THE PROBLEM. Write the material out again, line by line, exactly as it is.

DATASET.

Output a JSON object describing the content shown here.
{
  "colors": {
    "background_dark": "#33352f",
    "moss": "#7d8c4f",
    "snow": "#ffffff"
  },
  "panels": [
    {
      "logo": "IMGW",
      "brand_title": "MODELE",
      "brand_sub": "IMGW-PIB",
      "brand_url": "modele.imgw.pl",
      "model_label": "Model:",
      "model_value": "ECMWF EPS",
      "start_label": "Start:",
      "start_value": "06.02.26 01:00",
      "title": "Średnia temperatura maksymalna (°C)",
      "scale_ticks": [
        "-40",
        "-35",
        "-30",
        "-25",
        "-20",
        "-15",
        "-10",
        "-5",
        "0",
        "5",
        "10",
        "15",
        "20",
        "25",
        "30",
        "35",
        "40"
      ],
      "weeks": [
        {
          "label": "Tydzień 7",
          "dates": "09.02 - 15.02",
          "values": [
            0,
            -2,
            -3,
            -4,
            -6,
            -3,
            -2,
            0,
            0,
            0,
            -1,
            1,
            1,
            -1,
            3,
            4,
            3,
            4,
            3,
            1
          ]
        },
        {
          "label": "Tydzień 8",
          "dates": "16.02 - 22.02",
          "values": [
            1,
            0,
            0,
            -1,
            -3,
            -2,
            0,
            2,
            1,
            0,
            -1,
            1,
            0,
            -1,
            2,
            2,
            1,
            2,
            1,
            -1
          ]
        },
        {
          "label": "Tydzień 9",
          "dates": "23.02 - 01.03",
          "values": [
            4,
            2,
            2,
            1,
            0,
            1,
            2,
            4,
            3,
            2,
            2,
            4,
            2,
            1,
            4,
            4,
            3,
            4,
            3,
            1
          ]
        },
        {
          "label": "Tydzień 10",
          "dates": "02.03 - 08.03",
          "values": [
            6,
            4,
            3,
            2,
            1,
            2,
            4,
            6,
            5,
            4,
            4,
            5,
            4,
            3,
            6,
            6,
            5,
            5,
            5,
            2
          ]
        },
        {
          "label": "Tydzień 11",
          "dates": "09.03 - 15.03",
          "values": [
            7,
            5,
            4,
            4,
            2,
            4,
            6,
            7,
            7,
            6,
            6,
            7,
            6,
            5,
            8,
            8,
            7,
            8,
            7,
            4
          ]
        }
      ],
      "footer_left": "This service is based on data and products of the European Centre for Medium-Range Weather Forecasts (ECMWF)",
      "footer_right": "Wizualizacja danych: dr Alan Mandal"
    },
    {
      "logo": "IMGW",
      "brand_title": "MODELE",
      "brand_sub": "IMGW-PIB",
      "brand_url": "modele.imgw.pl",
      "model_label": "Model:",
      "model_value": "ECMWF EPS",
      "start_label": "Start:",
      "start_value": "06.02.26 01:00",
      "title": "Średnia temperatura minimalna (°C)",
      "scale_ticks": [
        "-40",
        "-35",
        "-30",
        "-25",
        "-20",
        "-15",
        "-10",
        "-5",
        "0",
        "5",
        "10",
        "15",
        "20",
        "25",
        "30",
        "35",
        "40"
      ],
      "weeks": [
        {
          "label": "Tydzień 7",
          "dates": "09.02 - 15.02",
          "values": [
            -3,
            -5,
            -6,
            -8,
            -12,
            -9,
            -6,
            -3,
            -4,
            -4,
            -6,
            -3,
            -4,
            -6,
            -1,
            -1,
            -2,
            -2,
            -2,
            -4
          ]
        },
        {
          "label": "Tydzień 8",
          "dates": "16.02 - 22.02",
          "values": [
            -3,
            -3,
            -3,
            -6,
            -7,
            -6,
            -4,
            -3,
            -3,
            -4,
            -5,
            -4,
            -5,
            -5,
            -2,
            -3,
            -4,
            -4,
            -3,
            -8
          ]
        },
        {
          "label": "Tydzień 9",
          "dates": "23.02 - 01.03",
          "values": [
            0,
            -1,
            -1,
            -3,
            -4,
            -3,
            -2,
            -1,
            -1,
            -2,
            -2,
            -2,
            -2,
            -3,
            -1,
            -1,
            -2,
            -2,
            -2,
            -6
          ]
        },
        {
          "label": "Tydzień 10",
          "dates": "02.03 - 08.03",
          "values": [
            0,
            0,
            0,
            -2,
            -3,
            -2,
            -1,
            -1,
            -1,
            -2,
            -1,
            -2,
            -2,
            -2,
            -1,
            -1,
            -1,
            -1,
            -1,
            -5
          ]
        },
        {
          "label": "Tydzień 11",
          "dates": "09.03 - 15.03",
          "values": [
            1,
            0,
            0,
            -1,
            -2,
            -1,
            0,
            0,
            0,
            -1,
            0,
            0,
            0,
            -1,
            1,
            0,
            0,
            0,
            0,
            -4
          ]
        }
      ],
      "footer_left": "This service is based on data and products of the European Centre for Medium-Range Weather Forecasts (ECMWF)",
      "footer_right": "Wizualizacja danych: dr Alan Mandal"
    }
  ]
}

ANSWER FOR THE TASK.
Output a JSON object describing the content shown here.
{
  "colors": {
    "background_dark": "#33352f",
    "moss": "#7d8c4f",
    "snow": "#ffffff"
  },
  "panels": [
    {
      "logo": "IMGW",
      "brand_title": "MODELE",
      "brand_sub": "IMGW-PIB",
      "brand_url": "modele.imgw.pl",
      "model_label": "Model:",
      "model_value": "ECMWF EPS",
      "start_label": "Start:",
      "start_value": "06.02.26 01:00",
      "title": "Średnia temperatura maksymalna (°C)",
      "scale_ticks": [
        "-40",
        "-35",
        "-30",
        "-25",
        "-20",
        "-15",
        "-10",
        "-5",
        "0",
        "5",
        "10",
        "15",
        "20",
        "25",
        "30",
        "35",
        "40"
      ],
      "weeks": [
        {
          "label": "Tydzień 7",
          "dates": "09.02 - 15.02",
          "values": [
            0,
            -2,
            -3,
            -4,
            -6,
            -3,
            -2,
            0,
            0,
            0,
            -1,
            1,
            1,
            -1,
            3,
            4,
            3,
            4,
            3,
            1
          ]
        },
        {
          "label": "Tydzień 8",
          "dates": "16.02 - 22.02",
          "values": [
            1,
            0,
            0,
            -1,
            -3,
            -2,
            0,
            2,
            1,
            0,
            -1,
            1,
            0,
            -1,
            2,
            2,
            1,
            2,
            1,
            -1
          ]
        },
        {
          "label": "Tydzień 9",
          "dates": "23.02 - 01.03",
          "values": [
            4,
            2,
            2,
            1,
            0,
            1,
            2,
            4,
            3,
            2,
            2,
            4,
            2,
            1,
            4,
            4,
            3,
            4,
            3,
            1
          ]
        },
        {
          "label": "Tydzień 10",
          "dates": "02.03 - 08.03",
          "values": [
            6,
            4,
            3,
            2,
            1,
            2,
            4,
            6,
            5,
            4,
            4,
            5,
            4,
            3,
            6,
            6,
            5,
            5,
            5,
            2
          ]
        },
        {
          "label": "Tydzień 11",
          "dates": "09.03 - 15.03",
          "values": [
            7,
            5,
            4,
            4,
            2,
            4,
            6,
            7,
            7,
            6,
            6,
            7,
            6,
            5,
            8,
            8,
            7,
            8,
            7,
            4
          ]
        }
      ],
      "footer_left": "This service is based on data and products of the European Centre for Medium-Range Weather Forecasts (ECMWF)",
      "footer_right": "Wizualizacja danych: dr Alan Mandal"
    },
    {
      "logo": "IMGW",
      "brand_title": "MODELE",
      "brand_sub": "IMGW-PIB",
      "brand_url": "modele.imgw.pl",
      "model_label": "Model:",
      "model_value": "ECMWF EPS",
      "start_label": "Start:",
      "start_value": "06.02.26 01:00",
      "title": "Średnia temperatura minimalna (°C)",
      "scale_ticks": [
        "-40",
        "-35",
        "-30",
        "-25",
        "-20",
        "-15",
        "-10",
        "-5",
        "0",
        "5",
        "10",
        "15",
        "20",
        "25",
        "30",
        "35",
        "40"
      ],
      "weeks": [
        {
          "label": "Tydzień 7",
          "dates": "09.02 - 15.02",
          "values": [
            -3,
            -5,
            -6,
            -8,
            -12,
            -9,
            -6,
            -3,
            -4,
            -4,
            -6,
            -3,
            -4,
            -6,
            -1,
            -1,
            -2,
            -2,
            -2,
            -4
          ]
        },
        {
          "label": "Tydzień 8",
          "dates": "16.02 - 22.02",
          "values": [
            -3,
            -3,
            -3,
            -6,
            -7,
            -6,
            -4,
            -3,
            -3,
            -4,
            -5,
            -4,
            -5,
            -5,
            -2,
            -3,
            -4,
            -4,
            -3,
            -8
          ]
        },
        {
          "label": "Tydzień 9",
          "dates": "23.02 - 01.03",
          "values": [
            0,
            -1,
            -1,
            -3,
            -4,
            -3,
            -2,
            -1,
            -1,
            -2,
            -2,
            -2,
            -2,
            -3,
            -1,
            -1,
            -2,
            -2,
            -2,
            -6
          ]
        },
        {
          "label": "Tydzień 10",
          "dates": "02.03 - 08.03",
          "values": [
            0,
            0,
            0,
            -2,
            -3,
            -2,
            -1,
            -1,
            -1,
            -2,
            -1,
            -2,
            -2,
            -2,
            -1,
            -1,
            -1,
            -1,
            -1,
            -5
          ]
        },
        {
          "label": "Tydzień 11",
          "dates": "09.03 - 15.03",
          "values": [
            1,
            0,
            0,
            -1,
            -2,
            -1,
            0,
            0,
            0,
            -1,
            0,
            0,
            0,
            -1,
            1,
            0,
            0,
            0,
            0,
            -4
          ]
        }
      ],
      "footer_left": "This service is based on data and products of the European Centre for Medium-Range Weather Forecasts (ECMWF)",
      "footer_right": "Wizualizacja danych: dr Alan Mandal"
    }
  ]
}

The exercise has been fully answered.